REQUIREMENT: Give back the full listing verbatim, apart from its images.

RECORD EXTRACTS:
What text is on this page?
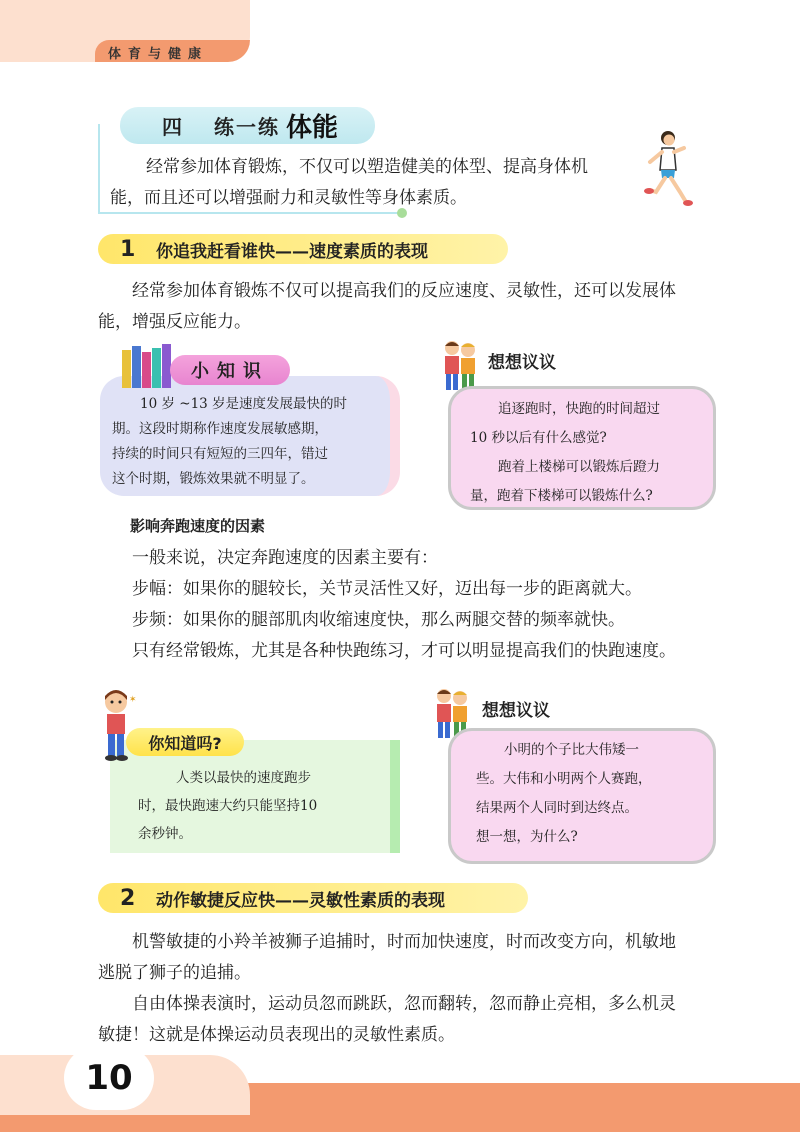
体育与健康
四 练一练 体能
经常参加体育锻炼，不仅可以塑造健美的体型、提高身体机
能，而且还可以增强耐力和灵敏性等身体素质。
1	你追我赶看谁快——速度素质的表现
经常参加体育锻炼不仅可以提高我们的反应速度、灵敏性，还可以发展体
能，增强反应能力。
小知识
10 岁 ~13 岁是速度发展最快的时
期。这段时期称作速度发展敏感期，
持续的时间只有短短的三四年，错过
这个时期，锻炼效果就不明显了。
想想议议
追逐跑时，快跑的时间超过
10 秒以后有什么感觉?
跑着上楼梯可以锻炼后蹬力
量，跑着下楼梯可以锻炼什么?
影响奔跑速度的因素
一般来说，决定奔跑速度的因素主要有：
步幅：如果你的腿较长，关节灵活性又好，迈出每一步的距离就大。
步频：如果你的腿部肌肉收缩速度快，那么两腿交替的频率就快。
只有经常锻炼，尤其是各种快跑练习，才可以明显提高我们的快跑速度。
✶
你知道吗?
人类以最快的速度跑步
时，最快跑速大约只能坚持10
余秒钟。
想想议议
小明的个子比大伟矮一
些。大伟和小明两个人赛跑，
结果两个人同时到达终点。
想一想，为什么?
2	动作敏捷反应快——灵敏性素质的表现
机警敏捷的小羚羊被狮子追捕时，时而加快速度，时而改变方向，机敏地
逃脱了狮子的追捕。
自由体操表演时，运动员忽而跳跃，忽而翻转，忽而静止亮相，多么机灵
敏捷！这就是体操运动员表现出的灵敏性素质。
10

CORRECT ANSWER:
What text is on this page?
体育与健康
四 练一练 体能
经常参加体育锻炼，不仅可以塑造健美的体型、提高身体机
能，而且还可以增强耐力和灵敏性等身体素质。
1	你追我赶看谁快——速度素质的表现
经常参加体育锻炼不仅可以提高我们的反应速度、灵敏性，还可以发展体
能，增强反应能力。
小知识
10 岁 ~13 岁是速度发展最快的时
期。这段时期称作速度发展敏感期，
持续的时间只有短短的三四年，错过
这个时期，锻炼效果就不明显了。
想想议议
追逐跑时，快跑的时间超过
10 秒以后有什么感觉?
跑着上楼梯可以锻炼后蹬力
量，跑着下楼梯可以锻炼什么?
影响奔跑速度的因素
一般来说，决定奔跑速度的因素主要有：
步幅：如果你的腿较长，关节灵活性又好，迈出每一步的距离就大。
步频：如果你的腿部肌肉收缩速度快，那么两腿交替的频率就快。
只有经常锻炼，尤其是各种快跑练习，才可以明显提高我们的快跑速度。
✶
你知道吗?
人类以最快的速度跑步
时，最快跑速大约只能坚持10
余秒钟。
想想议议
小明的个子比大伟矮一
些。大伟和小明两个人赛跑，
结果两个人同时到达终点。
想一想，为什么?
2	动作敏捷反应快——灵敏性素质的表现
机警敏捷的小羚羊被狮子追捕时，时而加快速度，时而改变方向，机敏地
逃脱了狮子的追捕。
自由体操表演时，运动员忽而跳跃，忽而翻转，忽而静止亮相，多么机灵
敏捷！这就是体操运动员表现出的灵敏性素质。
10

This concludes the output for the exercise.